* Exercise data *
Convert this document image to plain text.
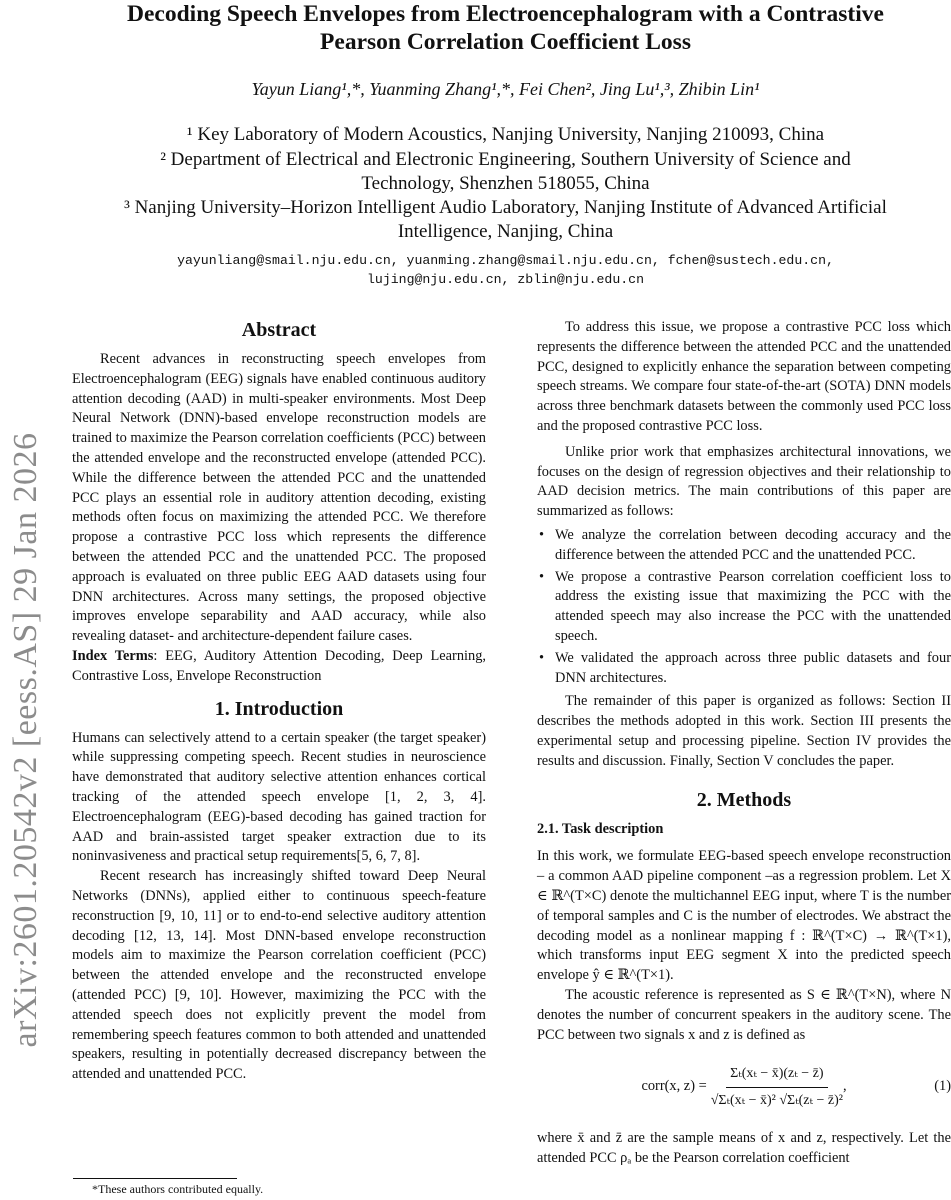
arXiv:2601.20542v2 [eess.AS] 29 Jan 2026
Decoding Speech Envelopes from Electroencephalogram with a Contrastive
Pearson Correlation Coefficient Loss
Yayun Liang¹,*, Yuanming Zhang¹,*, Fei Chen², Jing Lu¹,³, Zhibin Lin¹
¹ Key Laboratory of Modern Acoustics, Nanjing University, Nanjing 210093, China
² Department of Electrical and Electronic Engineering, Southern University of Science and
Technology, Shenzhen 518055, China
³ Nanjing University–Horizon Intelligent Audio Laboratory, Nanjing Institute of Advanced Artificial
Intelligence, Nanjing, China
yayunliang@smail.nju.edu.cn, yuanming.zhang@smail.nju.edu.cn, fchen@sustech.edu.cn,
lujing@nju.edu.cn, zblin@nju.edu.cn
Abstract

Recent advances in reconstructing speech envelopes from Electroencephalogram (EEG) signals have enabled continuous auditory attention decoding (AAD) in multi-speaker environments. Most Deep Neural Network (DNN)-based envelope reconstruction models are trained to maximize the Pearson correlation coefficients (PCC) between the attended envelope and the reconstructed envelope (attended PCC). While the difference between the attended PCC and the unattended PCC plays an essential role in auditory attention decoding, existing methods often focus on maximizing the attended PCC. We therefore propose a contrastive PCC loss which represents the difference between the attended PCC and the unattended PCC. The proposed approach is evaluated on three public EEG AAD datasets using four DNN architectures. Across many settings, the proposed objective improves envelope separability and AAD accuracy, while also revealing dataset- and architecture-dependent failure cases.

Index Terms: EEG, Auditory Attention Decoding, Deep Learning, Contrastive Loss, Envelope Reconstruction

1. Introduction

Humans can selectively attend to a certain speaker (the target speaker) while suppressing competing speech. Recent studies in neuroscience have demonstrated that auditory selective attention enhances cortical tracking of the attended speech envelope [1, 2, 3, 4]. Electroencephalogram (EEG)-based decoding has gained traction for AAD and brain-assisted target speaker extraction due to its noninvasiveness and practical setup requirements[5, 6, 7, 8].

Recent research has increasingly shifted toward Deep Neural Networks (DNNs), applied either to continuous speech-feature reconstruction [9, 10, 11] or to end-to-end selective auditory attention decoding [12, 13, 14]. Most DNN-based envelope reconstruction models aim to maximize the Pearson correlation coefficient (PCC) between the attended envelope and the reconstructed envelope (attended PCC) [9, 10]. However, maximizing the PCC with the attended speech does not explicitly prevent the model from remembering speech features common to both attended and unattended speakers, resulting in potentially decreased discrepancy between the attended and unattended PCC.

To address this issue, we propose a contrastive PCC loss which represents the difference between the attended PCC and the unattended PCC, designed to explicitly enhance the separation between competing speech streams. We compare four state-of-the-art (SOTA) DNN models across three benchmark datasets between the commonly used PCC loss and the proposed contrastive PCC loss.

Unlike prior work that emphasizes architectural innovations, we focuses on the design of regression objectives and their relationship to AAD decision metrics. The main contributions of this paper are summarized as follows:

• We analyze the correlation between decoding accuracy and the difference between the attended PCC and the unattended PCC.
• We propose a contrastive Pearson correlation coefficient loss to address the existing issue that maximizing the PCC with the attended speech may also increase the PCC with the unattended speech.
• We validated the approach across three public datasets and four DNN architectures.

The remainder of this paper is organized as follows: Section II describes the methods adopted in this work. Section III presents the experimental setup and processing pipeline. Section IV provides the results and discussion. Finally, Section V concludes the paper.

2. Methods
2.1. Task description

In this work, we formulate EEG-based speech envelope reconstruction – a common AAD pipeline component –as a regression problem. Let X ∈ ℝ^(T×C) denote the multichannel EEG input, where T is the number of temporal samples and C is the number of electrodes. We abstract the decoding model as a nonlinear mapping f : ℝ^(T×C) → ℝ^(T×1), which transforms input EEG segment X into the predicted speech envelope ŷ ∈ ℝ^(T×1).

The acoustic reference is represented as S ∈ ℝ^(T×N), where N denotes the number of concurrent speakers in the auditory scene. The PCC between two signals x and z is defined as

corr(x, $z) = \frac{\text{Σₜ(xₜ − x̄)(zₜ − z̄)}}{\text{√Σₜ(xₜ − x̄)² √Σₜ(zₜ − z̄)²}}$ ,	(1)

where x̄ and z̄ are the sample means of x and z, respectively. Let the attended PCC ρₐ be the Pearson correlation coefficient

*These authors contributed equally.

* What you are asked to do *
Find the word "that" and list each line it appears in.

* Complete output *
Humans can selectively attend to a certain speaker (the target speaker) while suppressing competing speech. Recent studies in neuroscience have demonstrated that auditory selective attention enhances cortical tracking of the attended speech envelope [1, 2, 3, 4]. Electroencephalogram (EEG)-based decoding has gained traction for AAD and brain-assisted target speaker extraction due to its noninvasiveness and practical setup requirements[5, 6, 7, 8].
Unlike prior work that emphasizes architectural innovations, we focuses on the design of regression objectives and their relationship to AAD decision metrics. The main contributions of this paper are summarized as follows:
• We propose a contrastive Pearson correlation coefficient loss to address the existing issue that maximizing the PCC with the attended speech may also increase the PCC with the unattended speech.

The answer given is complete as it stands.